— BEGIN RECORDS SHOWN —
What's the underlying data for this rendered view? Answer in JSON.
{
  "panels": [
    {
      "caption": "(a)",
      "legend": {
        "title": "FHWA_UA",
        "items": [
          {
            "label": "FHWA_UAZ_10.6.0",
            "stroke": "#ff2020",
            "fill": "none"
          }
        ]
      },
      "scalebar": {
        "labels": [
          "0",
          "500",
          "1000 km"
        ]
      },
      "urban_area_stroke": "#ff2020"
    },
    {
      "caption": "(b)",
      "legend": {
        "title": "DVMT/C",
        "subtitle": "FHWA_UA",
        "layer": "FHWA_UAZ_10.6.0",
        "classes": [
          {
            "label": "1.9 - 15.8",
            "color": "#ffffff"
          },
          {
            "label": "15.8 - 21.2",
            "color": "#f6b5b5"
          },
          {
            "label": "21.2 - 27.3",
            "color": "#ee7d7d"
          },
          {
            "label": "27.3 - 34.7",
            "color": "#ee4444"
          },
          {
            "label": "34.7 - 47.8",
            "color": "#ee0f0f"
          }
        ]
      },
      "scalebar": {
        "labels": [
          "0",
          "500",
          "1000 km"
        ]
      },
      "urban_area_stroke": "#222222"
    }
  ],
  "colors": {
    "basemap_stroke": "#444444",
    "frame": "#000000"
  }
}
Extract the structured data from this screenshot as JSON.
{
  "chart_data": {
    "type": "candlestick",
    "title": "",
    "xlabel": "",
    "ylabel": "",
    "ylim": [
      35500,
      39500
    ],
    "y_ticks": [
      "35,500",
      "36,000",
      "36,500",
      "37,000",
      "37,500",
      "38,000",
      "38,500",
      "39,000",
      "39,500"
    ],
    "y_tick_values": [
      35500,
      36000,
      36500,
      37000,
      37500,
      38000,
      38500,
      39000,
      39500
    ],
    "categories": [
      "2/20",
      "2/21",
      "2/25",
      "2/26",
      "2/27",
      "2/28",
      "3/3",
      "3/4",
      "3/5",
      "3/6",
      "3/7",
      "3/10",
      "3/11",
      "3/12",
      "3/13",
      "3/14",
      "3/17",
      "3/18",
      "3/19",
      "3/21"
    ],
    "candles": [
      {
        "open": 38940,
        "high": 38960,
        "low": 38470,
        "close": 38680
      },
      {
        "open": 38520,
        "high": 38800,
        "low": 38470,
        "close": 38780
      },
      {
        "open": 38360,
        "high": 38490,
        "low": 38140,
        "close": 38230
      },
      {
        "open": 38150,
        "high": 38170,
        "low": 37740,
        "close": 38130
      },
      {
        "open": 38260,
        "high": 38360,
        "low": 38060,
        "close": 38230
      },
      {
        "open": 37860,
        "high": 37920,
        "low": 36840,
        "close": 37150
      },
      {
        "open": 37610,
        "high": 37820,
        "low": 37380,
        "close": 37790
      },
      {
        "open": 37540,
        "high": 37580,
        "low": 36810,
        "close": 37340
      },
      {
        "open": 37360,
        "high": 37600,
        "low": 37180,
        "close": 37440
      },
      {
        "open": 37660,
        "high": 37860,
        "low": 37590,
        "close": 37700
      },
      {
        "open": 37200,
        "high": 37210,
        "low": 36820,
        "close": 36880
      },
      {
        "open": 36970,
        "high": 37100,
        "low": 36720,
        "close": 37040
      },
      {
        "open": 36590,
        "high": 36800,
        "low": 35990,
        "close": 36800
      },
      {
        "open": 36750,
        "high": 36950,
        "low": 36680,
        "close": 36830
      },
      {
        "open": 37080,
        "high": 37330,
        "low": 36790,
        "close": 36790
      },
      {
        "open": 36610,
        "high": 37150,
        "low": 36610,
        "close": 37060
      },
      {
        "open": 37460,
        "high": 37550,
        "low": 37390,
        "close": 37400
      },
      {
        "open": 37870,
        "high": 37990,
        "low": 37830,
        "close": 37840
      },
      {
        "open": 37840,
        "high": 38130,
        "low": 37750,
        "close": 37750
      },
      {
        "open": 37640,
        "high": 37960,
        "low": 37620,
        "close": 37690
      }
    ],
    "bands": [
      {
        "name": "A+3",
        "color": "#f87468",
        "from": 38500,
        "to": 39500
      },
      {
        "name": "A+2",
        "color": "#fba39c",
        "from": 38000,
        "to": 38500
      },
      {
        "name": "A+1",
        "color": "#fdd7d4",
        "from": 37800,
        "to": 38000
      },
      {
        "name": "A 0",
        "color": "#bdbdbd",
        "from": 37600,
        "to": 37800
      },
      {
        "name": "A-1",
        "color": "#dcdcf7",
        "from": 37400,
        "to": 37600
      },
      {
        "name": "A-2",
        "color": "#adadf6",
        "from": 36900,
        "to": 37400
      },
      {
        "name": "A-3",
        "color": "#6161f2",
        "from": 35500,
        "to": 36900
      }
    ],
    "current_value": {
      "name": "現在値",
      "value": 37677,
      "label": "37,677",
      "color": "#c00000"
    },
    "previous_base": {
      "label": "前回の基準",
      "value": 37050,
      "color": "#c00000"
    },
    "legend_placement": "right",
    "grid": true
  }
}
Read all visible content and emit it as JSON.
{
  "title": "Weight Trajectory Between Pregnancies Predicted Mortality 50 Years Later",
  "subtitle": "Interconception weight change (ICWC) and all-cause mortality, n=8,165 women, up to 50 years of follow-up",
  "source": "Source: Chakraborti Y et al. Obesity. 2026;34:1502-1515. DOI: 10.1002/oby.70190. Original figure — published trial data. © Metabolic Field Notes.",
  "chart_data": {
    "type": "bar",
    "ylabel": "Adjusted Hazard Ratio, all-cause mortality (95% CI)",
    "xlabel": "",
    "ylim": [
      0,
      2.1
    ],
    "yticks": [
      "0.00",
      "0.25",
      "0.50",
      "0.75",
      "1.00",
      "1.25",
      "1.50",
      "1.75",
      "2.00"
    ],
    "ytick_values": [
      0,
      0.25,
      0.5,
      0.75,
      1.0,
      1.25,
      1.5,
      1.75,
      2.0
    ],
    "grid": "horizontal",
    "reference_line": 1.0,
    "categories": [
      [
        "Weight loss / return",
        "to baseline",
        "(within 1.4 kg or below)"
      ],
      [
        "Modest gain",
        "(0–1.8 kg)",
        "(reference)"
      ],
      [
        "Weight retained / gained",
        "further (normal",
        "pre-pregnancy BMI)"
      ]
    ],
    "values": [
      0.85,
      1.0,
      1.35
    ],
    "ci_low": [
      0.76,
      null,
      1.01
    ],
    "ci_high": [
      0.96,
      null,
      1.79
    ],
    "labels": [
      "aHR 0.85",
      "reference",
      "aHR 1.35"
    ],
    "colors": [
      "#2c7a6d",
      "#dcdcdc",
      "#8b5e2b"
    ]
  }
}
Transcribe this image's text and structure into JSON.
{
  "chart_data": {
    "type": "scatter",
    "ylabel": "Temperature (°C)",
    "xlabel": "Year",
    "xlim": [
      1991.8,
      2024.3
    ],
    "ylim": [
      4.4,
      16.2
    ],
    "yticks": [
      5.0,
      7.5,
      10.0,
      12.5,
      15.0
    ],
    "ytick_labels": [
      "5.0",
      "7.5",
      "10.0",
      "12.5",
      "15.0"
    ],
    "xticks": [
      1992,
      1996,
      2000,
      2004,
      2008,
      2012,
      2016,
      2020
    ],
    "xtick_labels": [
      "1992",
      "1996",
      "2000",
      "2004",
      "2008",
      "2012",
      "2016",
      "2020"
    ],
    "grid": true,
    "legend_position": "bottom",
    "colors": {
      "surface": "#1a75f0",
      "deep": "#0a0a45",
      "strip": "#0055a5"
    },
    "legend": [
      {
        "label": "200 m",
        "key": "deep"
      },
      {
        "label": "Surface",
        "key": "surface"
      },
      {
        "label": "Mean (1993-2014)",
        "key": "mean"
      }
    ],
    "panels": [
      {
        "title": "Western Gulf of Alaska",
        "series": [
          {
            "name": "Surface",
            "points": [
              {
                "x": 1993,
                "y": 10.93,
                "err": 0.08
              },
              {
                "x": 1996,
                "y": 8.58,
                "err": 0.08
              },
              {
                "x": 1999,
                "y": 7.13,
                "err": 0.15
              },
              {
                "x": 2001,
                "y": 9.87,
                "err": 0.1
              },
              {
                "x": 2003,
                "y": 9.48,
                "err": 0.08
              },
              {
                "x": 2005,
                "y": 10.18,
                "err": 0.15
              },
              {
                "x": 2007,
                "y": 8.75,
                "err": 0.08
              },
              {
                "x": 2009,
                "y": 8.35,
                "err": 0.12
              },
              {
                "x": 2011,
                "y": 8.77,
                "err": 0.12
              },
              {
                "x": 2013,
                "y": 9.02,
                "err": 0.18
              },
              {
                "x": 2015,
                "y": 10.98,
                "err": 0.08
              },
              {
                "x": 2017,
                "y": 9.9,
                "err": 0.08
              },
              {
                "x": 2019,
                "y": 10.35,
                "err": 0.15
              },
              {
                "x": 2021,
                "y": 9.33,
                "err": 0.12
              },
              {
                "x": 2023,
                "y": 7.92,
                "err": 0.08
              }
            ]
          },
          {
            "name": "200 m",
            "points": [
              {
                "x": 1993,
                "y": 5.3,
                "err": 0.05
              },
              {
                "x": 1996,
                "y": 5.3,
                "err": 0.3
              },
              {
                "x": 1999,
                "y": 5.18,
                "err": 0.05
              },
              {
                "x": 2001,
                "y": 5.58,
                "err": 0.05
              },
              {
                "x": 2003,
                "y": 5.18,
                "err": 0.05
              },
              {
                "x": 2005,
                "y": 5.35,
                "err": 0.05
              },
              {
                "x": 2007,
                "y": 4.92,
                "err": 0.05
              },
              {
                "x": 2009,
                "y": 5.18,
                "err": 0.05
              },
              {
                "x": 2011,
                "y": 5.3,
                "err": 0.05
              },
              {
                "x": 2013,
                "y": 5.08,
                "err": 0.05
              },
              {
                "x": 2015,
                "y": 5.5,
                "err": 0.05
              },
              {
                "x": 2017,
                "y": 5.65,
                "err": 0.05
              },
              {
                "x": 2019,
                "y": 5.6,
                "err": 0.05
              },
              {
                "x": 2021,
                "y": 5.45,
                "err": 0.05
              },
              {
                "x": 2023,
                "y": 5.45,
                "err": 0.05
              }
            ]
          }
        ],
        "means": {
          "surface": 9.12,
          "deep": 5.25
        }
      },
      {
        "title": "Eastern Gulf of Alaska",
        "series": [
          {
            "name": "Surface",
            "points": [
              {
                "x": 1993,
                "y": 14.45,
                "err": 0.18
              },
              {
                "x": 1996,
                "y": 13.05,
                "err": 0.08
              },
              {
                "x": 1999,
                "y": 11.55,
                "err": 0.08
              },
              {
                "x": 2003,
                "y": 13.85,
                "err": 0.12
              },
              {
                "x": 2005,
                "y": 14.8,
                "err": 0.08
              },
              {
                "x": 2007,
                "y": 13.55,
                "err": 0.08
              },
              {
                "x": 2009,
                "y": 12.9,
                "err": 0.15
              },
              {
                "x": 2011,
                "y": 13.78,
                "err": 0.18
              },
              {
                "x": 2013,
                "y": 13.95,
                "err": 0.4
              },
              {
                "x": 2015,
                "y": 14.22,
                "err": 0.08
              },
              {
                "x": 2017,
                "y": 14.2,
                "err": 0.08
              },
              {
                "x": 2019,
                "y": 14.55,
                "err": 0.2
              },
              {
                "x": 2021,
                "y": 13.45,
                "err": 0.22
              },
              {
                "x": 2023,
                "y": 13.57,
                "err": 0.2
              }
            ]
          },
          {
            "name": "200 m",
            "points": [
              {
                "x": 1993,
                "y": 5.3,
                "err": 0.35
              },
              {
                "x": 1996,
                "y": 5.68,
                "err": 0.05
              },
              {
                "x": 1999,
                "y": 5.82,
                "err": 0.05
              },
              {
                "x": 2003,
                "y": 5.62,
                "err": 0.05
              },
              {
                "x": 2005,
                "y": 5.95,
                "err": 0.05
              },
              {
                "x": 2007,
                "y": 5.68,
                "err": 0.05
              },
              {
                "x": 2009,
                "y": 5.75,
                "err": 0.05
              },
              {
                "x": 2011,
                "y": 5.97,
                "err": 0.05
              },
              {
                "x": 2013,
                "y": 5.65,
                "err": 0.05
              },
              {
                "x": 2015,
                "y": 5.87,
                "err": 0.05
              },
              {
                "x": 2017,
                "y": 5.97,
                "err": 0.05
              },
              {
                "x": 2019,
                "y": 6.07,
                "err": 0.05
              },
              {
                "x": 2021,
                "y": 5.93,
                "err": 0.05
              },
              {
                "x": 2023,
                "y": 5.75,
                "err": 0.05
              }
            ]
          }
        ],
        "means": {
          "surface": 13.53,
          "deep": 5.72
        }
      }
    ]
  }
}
— END RECORDS SHOWN —
STATED TASK
Find the word "Gulf" and list each line it appears in.

REPLY
        "title": "Western Gulf of Alaska",
        "title": "Eastern Gulf of Alaska",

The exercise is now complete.